- **Sayfa metni**
○ ○ ○ ○

"Ümitvar olunuz, şu istikbal inkılâbı içinde en yüksek gür sada İslâm'ın sadası olacaktır."

Piyasalar

Sadrâzam öldü; İstanbul kurtuldu (2)

M. Latif SALİHOĞLU
07 Ekim 2021, Perşembe
Resmî tarihin kayıtlarına göre, İstanbul’un kurtuluşu 6 Ekim 1923’te vaki olmuş. Gerçek tarihe göre ise, şehrin işgalden kurtuluşunun daha önceki günlerde vuku bulduğunu gösteriyor.

Gerçekler çarpıtılıyor, ne yazık ki... 

O halde, kurtuluşun gerçek tarihi, yani doğru gün acaba hangisidir? 2 Ekim mi, yoksa 6 Ekim mi?

“Doğru gün”e dair bir fikir edinebilmek için, İstanbul’un işgalden kurtulma safhasında yaşanan gelişmelere tarih sırasına göre şöyle kısacık bir nazar gezdirelim...

Türk Tarih Kurumu tarafından basılan bazı kitaplarda da teyit edilen kayıtlara göre, İstanbul’un kurtuluş safhasıyla (Ağustos–Ekim 1923) ilgili gelişmelerin kronolojik seyri şöyledir:

23 Ağustos: Lozan Barış Antlaşması, Millet Meclisi’nde kabul edildi.

24 Ağustos: Meclis’in kararı, İstanbul’daki işgal güçleri (İngiliz, Fransız, İtalyan, Yunan) Yüksek Komiserliğine bildirildi.

25 Ağustos: İşgal kuvvetleri, İstanbul’dan çekilme hazırlıklarına başladı.

19 Eylül: İstanbul Kumandanlığı (Selâhaddin Âdil Paşa) tarafından İşgal Kuvvetleri Komutanı General Harington şerefine—bilmukabele olarak—Beykoz Parkı’nda çay ziyafeti verildi.

26 Eylül: İngiliz işgal kuvvetlerinin bir bölümü Montreal isimli gemiyle İstanbul’dan ayrıldı.

28 Eylül: İstanbul’daki işgal kuvvetleri komutanlarından General Harington (İng.), General Charpy (Fr.) ve General Monbelli (İtaly.) İstanbul Komutanı Selâhaddin Âdil Paşa’ya vedâ ettiler.

○ ○ ○ ○

(Veri girdileri)

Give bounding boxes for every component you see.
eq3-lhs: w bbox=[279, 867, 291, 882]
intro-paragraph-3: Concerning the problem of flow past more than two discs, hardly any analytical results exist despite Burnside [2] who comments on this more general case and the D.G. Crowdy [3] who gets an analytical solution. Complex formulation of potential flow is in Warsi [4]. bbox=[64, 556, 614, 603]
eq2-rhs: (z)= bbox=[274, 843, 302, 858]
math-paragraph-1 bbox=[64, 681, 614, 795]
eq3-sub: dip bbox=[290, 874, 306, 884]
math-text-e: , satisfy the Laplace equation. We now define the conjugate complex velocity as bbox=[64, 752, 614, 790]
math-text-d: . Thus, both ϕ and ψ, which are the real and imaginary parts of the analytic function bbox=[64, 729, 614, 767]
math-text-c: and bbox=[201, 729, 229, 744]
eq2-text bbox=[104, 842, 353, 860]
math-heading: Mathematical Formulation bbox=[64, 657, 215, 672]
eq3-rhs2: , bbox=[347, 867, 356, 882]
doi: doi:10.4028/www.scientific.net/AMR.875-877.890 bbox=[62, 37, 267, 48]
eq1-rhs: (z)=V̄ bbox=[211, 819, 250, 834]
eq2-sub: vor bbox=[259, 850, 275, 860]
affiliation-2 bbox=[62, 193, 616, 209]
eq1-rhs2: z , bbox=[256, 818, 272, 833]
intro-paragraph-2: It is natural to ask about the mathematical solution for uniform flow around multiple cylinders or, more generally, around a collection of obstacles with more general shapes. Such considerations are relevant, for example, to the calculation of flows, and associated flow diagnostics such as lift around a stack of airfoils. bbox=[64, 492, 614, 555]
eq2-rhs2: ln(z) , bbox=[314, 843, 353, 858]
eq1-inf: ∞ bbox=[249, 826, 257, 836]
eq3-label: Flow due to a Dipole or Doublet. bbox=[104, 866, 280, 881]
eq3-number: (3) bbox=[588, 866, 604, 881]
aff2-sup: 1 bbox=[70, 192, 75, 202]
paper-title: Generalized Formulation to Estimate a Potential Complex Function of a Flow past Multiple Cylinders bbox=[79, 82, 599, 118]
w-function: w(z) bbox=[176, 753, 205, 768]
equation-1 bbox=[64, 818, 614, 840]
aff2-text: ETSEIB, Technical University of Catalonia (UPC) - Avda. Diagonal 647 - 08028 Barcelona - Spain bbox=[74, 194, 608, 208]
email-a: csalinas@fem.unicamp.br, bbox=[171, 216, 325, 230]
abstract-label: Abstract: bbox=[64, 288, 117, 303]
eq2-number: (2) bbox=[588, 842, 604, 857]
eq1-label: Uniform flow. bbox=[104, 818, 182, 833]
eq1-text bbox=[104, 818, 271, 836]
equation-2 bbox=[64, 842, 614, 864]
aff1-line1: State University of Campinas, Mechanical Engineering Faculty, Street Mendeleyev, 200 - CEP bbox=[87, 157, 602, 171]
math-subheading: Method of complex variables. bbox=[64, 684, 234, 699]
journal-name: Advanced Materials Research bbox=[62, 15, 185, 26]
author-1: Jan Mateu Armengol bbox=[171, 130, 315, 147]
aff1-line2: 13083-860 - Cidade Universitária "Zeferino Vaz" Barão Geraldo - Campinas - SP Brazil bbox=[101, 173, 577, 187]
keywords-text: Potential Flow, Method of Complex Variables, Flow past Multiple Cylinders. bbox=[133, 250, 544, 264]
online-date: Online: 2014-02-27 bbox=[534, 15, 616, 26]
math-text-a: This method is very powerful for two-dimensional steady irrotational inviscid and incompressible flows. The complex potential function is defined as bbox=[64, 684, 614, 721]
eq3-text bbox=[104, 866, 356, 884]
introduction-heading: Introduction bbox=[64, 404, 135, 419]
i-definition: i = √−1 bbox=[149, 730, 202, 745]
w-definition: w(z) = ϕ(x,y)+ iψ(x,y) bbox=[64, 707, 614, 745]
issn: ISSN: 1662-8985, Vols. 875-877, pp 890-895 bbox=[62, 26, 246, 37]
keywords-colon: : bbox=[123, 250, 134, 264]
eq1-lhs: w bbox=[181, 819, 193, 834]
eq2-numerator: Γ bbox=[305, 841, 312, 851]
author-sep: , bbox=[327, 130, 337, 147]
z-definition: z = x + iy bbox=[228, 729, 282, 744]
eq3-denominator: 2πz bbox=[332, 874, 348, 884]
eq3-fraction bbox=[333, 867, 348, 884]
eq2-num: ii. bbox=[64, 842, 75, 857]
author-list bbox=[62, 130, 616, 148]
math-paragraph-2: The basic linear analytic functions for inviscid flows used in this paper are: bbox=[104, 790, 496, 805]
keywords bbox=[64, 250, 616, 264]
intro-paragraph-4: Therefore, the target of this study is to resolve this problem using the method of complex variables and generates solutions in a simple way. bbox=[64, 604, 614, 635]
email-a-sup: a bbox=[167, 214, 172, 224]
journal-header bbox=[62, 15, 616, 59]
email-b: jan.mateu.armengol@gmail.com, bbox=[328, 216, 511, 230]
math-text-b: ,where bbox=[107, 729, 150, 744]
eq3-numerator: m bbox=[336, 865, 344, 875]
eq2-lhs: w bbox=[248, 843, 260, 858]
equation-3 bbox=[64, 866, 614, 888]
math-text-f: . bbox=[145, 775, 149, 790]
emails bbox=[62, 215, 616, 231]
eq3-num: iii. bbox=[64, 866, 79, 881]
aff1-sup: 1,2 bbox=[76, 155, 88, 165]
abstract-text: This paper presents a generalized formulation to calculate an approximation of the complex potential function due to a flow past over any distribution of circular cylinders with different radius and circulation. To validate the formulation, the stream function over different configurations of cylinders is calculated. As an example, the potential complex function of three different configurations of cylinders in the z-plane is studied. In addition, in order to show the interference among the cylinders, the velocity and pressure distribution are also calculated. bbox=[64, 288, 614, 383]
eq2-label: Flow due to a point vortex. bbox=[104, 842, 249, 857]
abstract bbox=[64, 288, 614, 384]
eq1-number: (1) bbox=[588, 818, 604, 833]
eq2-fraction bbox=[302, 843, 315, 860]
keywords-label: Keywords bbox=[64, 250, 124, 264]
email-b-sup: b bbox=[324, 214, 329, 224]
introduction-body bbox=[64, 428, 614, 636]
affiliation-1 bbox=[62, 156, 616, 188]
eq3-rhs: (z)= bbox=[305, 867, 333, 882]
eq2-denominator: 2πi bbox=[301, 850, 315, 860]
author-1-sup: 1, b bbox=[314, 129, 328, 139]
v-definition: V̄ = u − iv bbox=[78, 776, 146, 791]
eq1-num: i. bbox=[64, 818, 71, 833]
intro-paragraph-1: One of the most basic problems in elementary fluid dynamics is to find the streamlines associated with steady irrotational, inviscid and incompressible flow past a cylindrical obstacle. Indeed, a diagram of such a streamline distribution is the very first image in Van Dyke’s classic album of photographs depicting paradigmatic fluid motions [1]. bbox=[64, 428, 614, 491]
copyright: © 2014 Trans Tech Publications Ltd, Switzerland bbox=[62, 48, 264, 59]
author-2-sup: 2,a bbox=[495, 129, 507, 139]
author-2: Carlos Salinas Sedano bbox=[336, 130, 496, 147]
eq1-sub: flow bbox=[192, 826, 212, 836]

○ ○ ○ ○

- **Görev tanımı 1**
İstanbul'un kurtuluşunu konu alan metne göre, 26 Eylül'de İngiliz işgal kuvvetlerinin bir bölümü İstanbul'dan hangi gemiyle ayrıldı?
- **Görev tanımı 2**
İstanbul'un kurtuluş kronolojisini anlatan metni kaldığı yerden devam ettirerek yazın.
Bu veriler işin yapılması için gerekli değildir.

- **Yanıt 1**
Montreal isimli gemiyle.

- **Yanıt 2**
1 Ekim: İşgal güçleri tarafından el konulmuş bütün harp malzemelerinin Türkiye tarafına iade ve teslim edildiğine dair protokol imzalandı.

2 Ekim: İtilâf devletlerine bağlı son işgal birlikleri—komutanları da dahil olmak üzere—Dolmabahçe Rıhtımı’nda düzenlenen merasimle İstanbul’dan ayrıldılar.

6 Ekim: Şükrü Nailî Paşa kumandasındaki Türk birlikleri İstanbul’a vasıl oldu. Bu birliğin İstanbul’a girişi esnasında, şehirde işgal tarafının ne bir komutanı vardı, ne de bir tek askeri. Dört gün öncesinden tamamı çekip gitmişti.

9 Ekim: Yaklaşık bir yıldır İstanbul Komutanlığı vazifesini deruhte eden Selâhaddin Âdil Paşa, görevini yeni gelen Şükrü Nailî Paşaya devrederek İzmir’e doğru hareket etti.

*

Evet, hadiselerin gelişme seyri kronolojik takvime göre aynen böyle. Buna göre, İstanbul’un kurtuluşu, başlıktaki sorunun cevabında olduğu gibi “İşgalcilerin terk edip gittiği gün” şeklinde olmalı. Bu da, 2 Ekim gününe tekabül ediyor.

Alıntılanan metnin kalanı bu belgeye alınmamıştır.